▶ [WORK TO COMPLETE] Select the lines below containing the word "text".

▶ [INPUT DATA]
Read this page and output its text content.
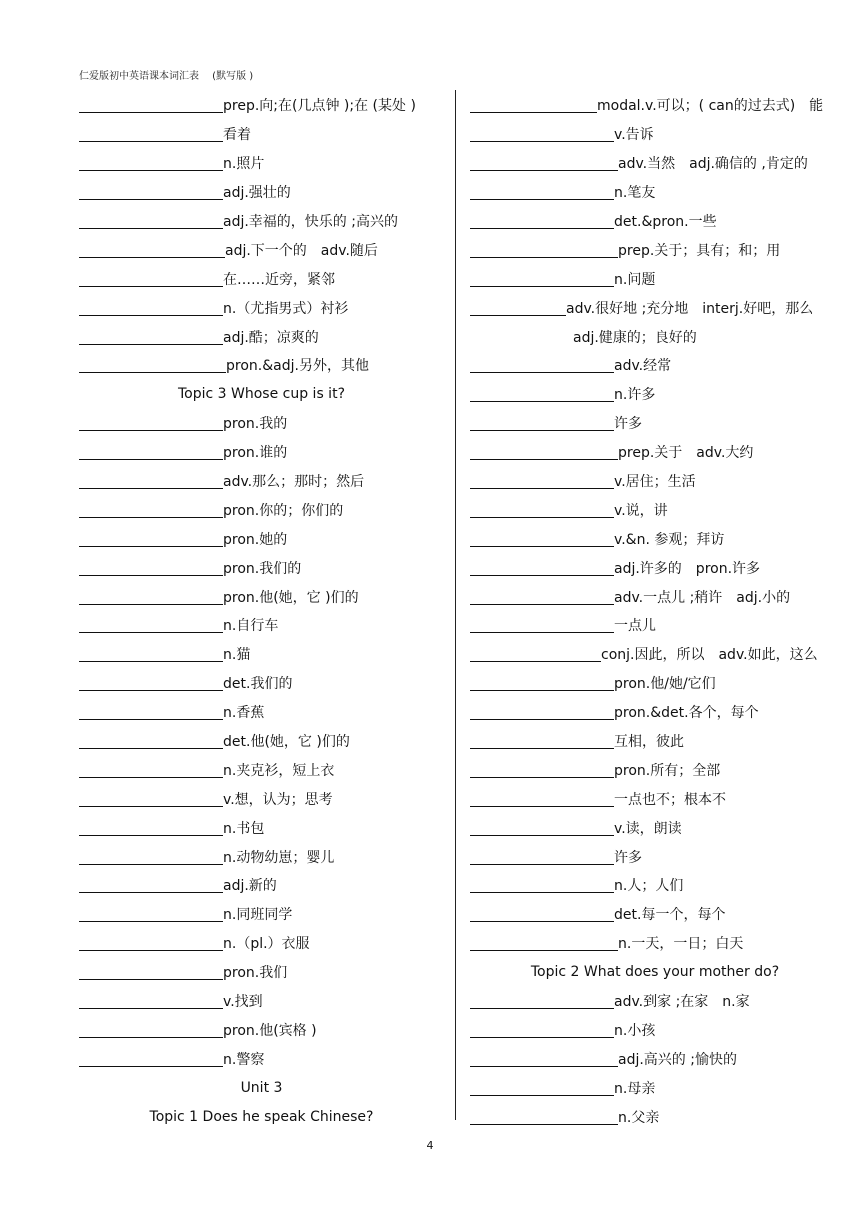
仁爱版初中英语课本词汇表　 (默写版 )
prep.向;在(几点钟 );在 (某处 )
看着
n.照片
adj.强壮的
adj.幸福的，快乐的 ;高兴的
adj.下一个的　adv.随后
在……近旁，紧邻
n.（尤指男式）衬衫
adj.酷；凉爽的
pron.&adj.另外，其他
Topic 3 Whose cup is it?
pron.我的
pron.谁的
adv.那么；那时；然后
pron.你的；你们的
pron.她的
pron.我们的
pron.他(她，它 )们的
n.自行车
n.猫
det.我们的
n.香蕉
det.他(她，它 )们的
n.夹克衫，短上衣
v.想，认为；思考
n.书包
n.动物幼崽；婴儿
adj.新的
n.同班同学
n.（pl.）衣服
pron.我们
v.找到
pron.他(宾格 )
n.警察
Unit 3
Topic 1 Does he speak Chinese?
modal.v.可以；( can的过去式)　能
v.告诉
adv.当然　adj.确信的 ,肯定的
n.笔友
det.&pron.一些
prep.关于；具有；和；用
n.问题
adv.很好地 ;充分地　interj.好吧，那么
adj.健康的；良好的
adv.经常
n.许多
许多
prep.关于　adv.大约
v.居住；生活
v.说，讲
v.&n. 参观；拜访
adj.许多的　pron.许多
adv.一点儿 ;稍许　adj.小的
一点儿
conj.因此，所以　adv.如此，这么
pron.他/她/它们
pron.&det.各个，每个
互相，彼此
pron.所有；全部
一点也不；根本不
v.读，朗读
许多
n.人；人们
det.每一个，每个
n.一天，一日；白天
Topic 2 What does your mother do?
adv.到家 ;在家　n.家
n.小孩
adj.高兴的 ;愉快的
n.母亲
n.父亲
4
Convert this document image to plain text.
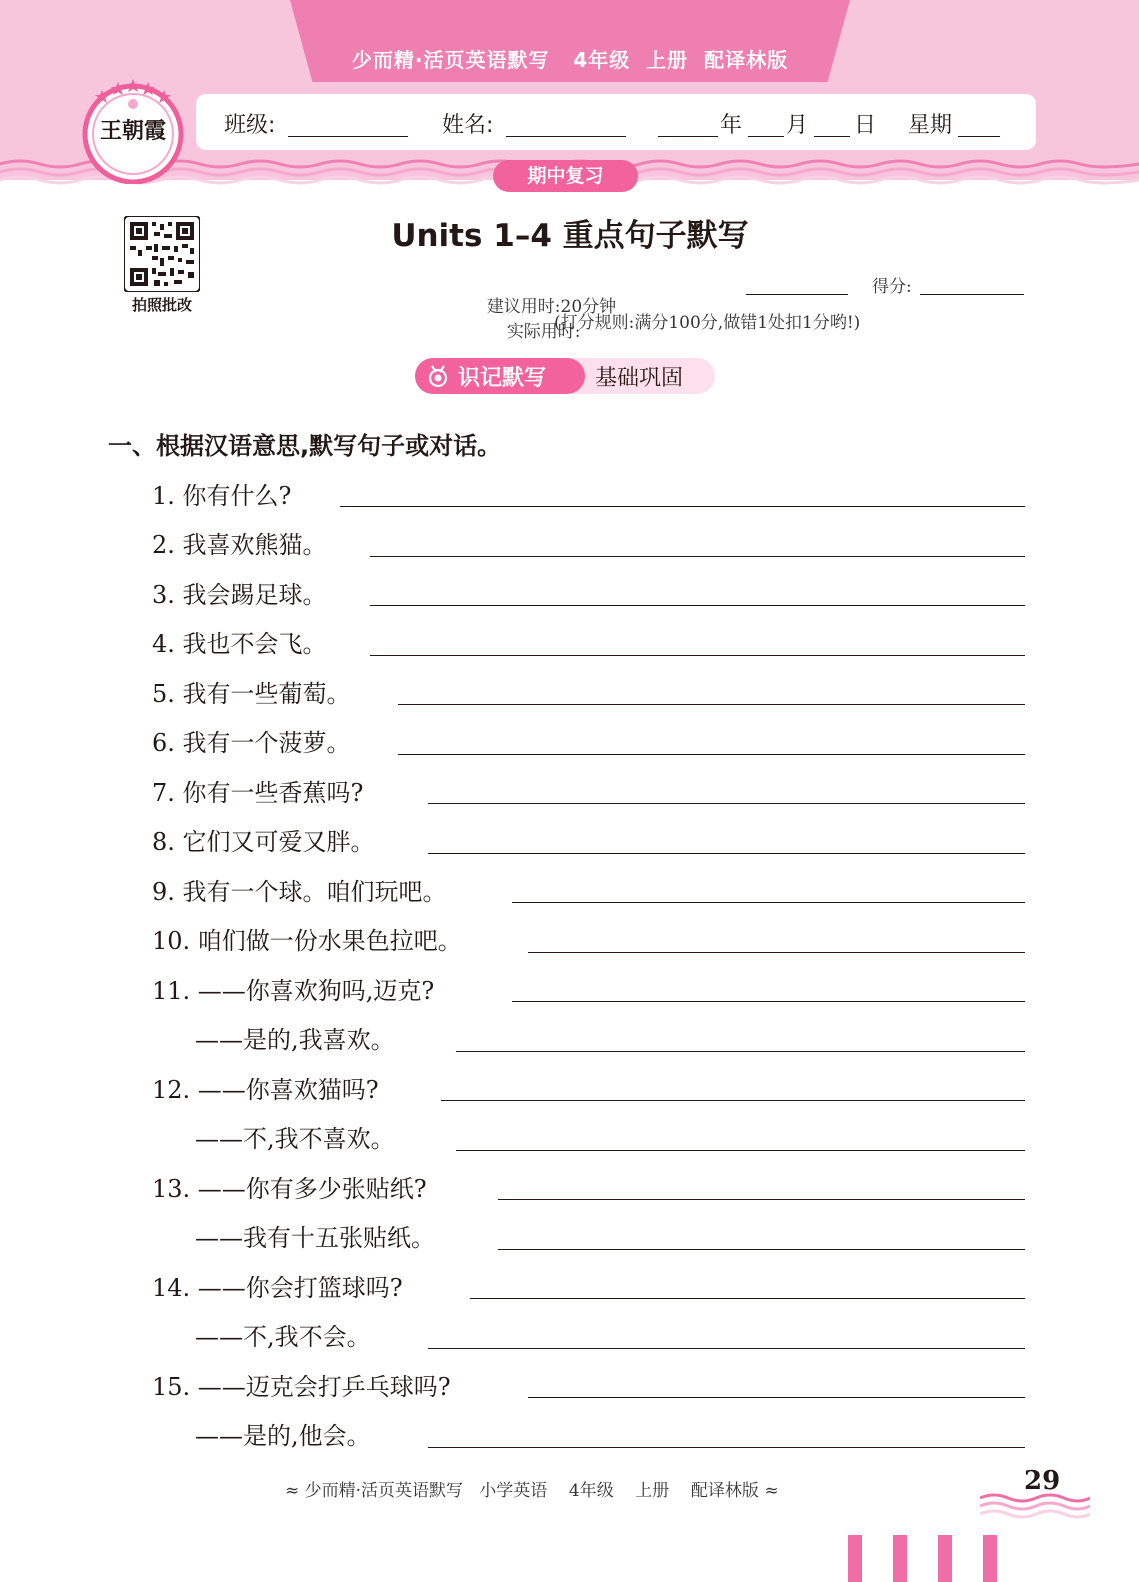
少而精·活页英语默写   4年级  上册  配译林版
王朝霞	班级:	姓名:	年 月 日 星期
期中复习
拍照批改
Units 1–4 重点句子默写

建议用时:20分钟
实际用时:

得分:
(打分规则:满分100分,做错1处扣1分哟!)
识记默写 基础巩固
一、根据汉语意思,默写句子或对话。
1. 你有什么?
2. 我喜欢熊猫。
3. 我会踢足球。
4. 我也不会飞。
5. 我有一些葡萄。
6. 我有一个菠萝。
7. 你有一些香蕉吗?
8. 它们又可爱又胖。
9. 我有一个球。咱们玩吧。
10. 咱们做一份水果色拉吧。
11. ——你喜欢狗吗,迈克?
——是的,我喜欢。
12. ——你喜欢猫吗?
——不,我不喜欢。
13. ——你有多少张贴纸?
——我有十五张贴纸。
14. ——你会打篮球吗?
——不,我不会。
15. ——迈克会打乒乓球吗?
——是的,他会。
≈ 少而精·活页英语默写   小学英语    4年级    上册    配译林版 ≈	29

▶ [TASK SOLUTION]
Read this page and output its text content.
Convert this document image to plain text.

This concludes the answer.